# START OF Excerpted records
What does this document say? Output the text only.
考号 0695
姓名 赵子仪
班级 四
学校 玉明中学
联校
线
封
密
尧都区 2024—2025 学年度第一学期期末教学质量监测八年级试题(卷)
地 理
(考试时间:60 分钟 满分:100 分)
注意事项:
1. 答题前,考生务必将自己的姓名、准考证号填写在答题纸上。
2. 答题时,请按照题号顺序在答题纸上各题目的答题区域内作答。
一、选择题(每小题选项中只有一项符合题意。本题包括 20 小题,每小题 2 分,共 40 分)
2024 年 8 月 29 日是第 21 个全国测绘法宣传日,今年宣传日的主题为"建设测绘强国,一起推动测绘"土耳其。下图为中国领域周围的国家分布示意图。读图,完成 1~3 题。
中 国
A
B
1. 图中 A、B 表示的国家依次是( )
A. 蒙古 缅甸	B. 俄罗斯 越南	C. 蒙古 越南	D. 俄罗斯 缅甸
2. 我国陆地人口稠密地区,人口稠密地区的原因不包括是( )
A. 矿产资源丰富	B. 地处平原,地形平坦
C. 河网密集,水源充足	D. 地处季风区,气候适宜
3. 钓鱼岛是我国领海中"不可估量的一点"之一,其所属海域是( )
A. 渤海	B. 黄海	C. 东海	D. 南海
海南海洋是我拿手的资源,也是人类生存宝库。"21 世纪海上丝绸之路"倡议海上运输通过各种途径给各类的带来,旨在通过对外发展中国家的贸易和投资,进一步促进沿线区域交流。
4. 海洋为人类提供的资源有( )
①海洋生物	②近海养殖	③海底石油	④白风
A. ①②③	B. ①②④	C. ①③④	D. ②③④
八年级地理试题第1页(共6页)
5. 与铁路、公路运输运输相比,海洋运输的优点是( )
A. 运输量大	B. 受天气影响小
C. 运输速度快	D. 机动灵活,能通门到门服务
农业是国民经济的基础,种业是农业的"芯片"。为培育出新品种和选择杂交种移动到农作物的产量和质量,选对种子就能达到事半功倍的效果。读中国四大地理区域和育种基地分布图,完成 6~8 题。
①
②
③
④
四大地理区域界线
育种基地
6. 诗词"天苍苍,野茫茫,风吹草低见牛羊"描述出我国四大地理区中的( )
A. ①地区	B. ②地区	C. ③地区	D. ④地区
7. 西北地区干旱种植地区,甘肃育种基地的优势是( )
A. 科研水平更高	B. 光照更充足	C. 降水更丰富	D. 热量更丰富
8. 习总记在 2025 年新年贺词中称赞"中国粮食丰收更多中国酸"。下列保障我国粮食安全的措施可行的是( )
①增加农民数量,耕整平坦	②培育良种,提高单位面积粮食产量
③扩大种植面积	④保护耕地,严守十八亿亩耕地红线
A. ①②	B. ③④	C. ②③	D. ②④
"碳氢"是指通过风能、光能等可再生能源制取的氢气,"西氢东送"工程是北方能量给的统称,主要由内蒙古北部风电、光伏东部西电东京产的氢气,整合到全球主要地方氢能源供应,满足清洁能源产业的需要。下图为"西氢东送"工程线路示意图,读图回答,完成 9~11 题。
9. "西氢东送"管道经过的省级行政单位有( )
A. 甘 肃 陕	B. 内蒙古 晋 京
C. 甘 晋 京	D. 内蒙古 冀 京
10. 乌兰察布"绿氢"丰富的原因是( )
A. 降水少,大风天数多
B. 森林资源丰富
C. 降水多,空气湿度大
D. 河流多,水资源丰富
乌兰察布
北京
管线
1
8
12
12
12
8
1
# END OF Excerpted records
Written instruction: List the lines of the records where "西氢东送" occurs.

Solution for this task:
"碳氢"是指通过风能、光能等可再生能源制取的氢气,"西氢东送"工程是北方能量给的统称,主要由内蒙古北部风电、光伏东部西电东京产的氢气,整合到全球主要地方氢能源供应,满足清洁能源产业的需要。下图为"西氢东送"工程线路示意图,读图回答,完成 9~11 题。
9. "西氢东送"管道经过的省级行政单位有( )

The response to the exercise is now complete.